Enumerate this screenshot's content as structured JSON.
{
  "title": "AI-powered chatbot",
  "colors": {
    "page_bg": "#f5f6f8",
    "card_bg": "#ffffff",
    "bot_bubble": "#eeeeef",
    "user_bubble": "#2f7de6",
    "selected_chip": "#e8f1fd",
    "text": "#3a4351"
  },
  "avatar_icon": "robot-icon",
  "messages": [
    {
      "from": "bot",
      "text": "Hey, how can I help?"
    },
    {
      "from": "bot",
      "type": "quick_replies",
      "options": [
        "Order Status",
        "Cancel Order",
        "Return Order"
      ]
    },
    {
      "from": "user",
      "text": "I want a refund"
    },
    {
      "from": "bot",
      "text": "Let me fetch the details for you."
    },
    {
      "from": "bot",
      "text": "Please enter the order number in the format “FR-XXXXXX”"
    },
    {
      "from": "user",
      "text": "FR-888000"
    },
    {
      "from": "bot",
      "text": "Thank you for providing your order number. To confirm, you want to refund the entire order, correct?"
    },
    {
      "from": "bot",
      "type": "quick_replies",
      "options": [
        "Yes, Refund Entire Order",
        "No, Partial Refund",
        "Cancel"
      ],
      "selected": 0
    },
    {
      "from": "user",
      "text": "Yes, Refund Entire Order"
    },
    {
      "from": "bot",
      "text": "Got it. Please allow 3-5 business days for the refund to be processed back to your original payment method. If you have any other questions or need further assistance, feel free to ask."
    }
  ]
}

## Written request
From the records above, extract each line exactly as shown.

## Final answer
Enumerate this screenshot's content as structured JSON.
{
  "title": "AI-powered chatbot",
  "colors": {
    "page_bg": "#f5f6f8",
    "card_bg": "#ffffff",
    "bot_bubble": "#eeeeef",
    "user_bubble": "#2f7de6",
    "selected_chip": "#e8f1fd",
    "text": "#3a4351"
  },
  "avatar_icon": "robot-icon",
  "messages": [
    {
      "from": "bot",
      "text": "Hey, how can I help?"
    },
    {
      "from": "bot",
      "type": "quick_replies",
      "options": [
        "Order Status",
        "Cancel Order",
        "Return Order"
      ]
    },
    {
      "from": "user",
      "text": "I want a refund"
    },
    {
      "from": "bot",
      "text": "Let me fetch the details for you."
    },
    {
      "from": "bot",
      "text": "Please enter the order number in the format “FR-XXXXXX”"
    },
    {
      "from": "user",
      "text": "FR-888000"
    },
    {
      "from": "bot",
      "text": "Thank you for providing your order number. To confirm, you want to refund the entire order, correct?"
    },
    {
      "from": "bot",
      "type": "quick_replies",
      "options": [
        "Yes, Refund Entire Order",
        "No, Partial Refund",
        "Cancel"
      ],
      "selected": 0
    },
    {
      "from": "user",
      "text": "Yes, Refund Entire Order"
    },
    {
      "from": "bot",
      "text": "Got it. Please allow 3-5 business days for the refund to be processed back to your original payment method. If you have any other questions or need further assistance, feel free to ask."
    }
  ]
}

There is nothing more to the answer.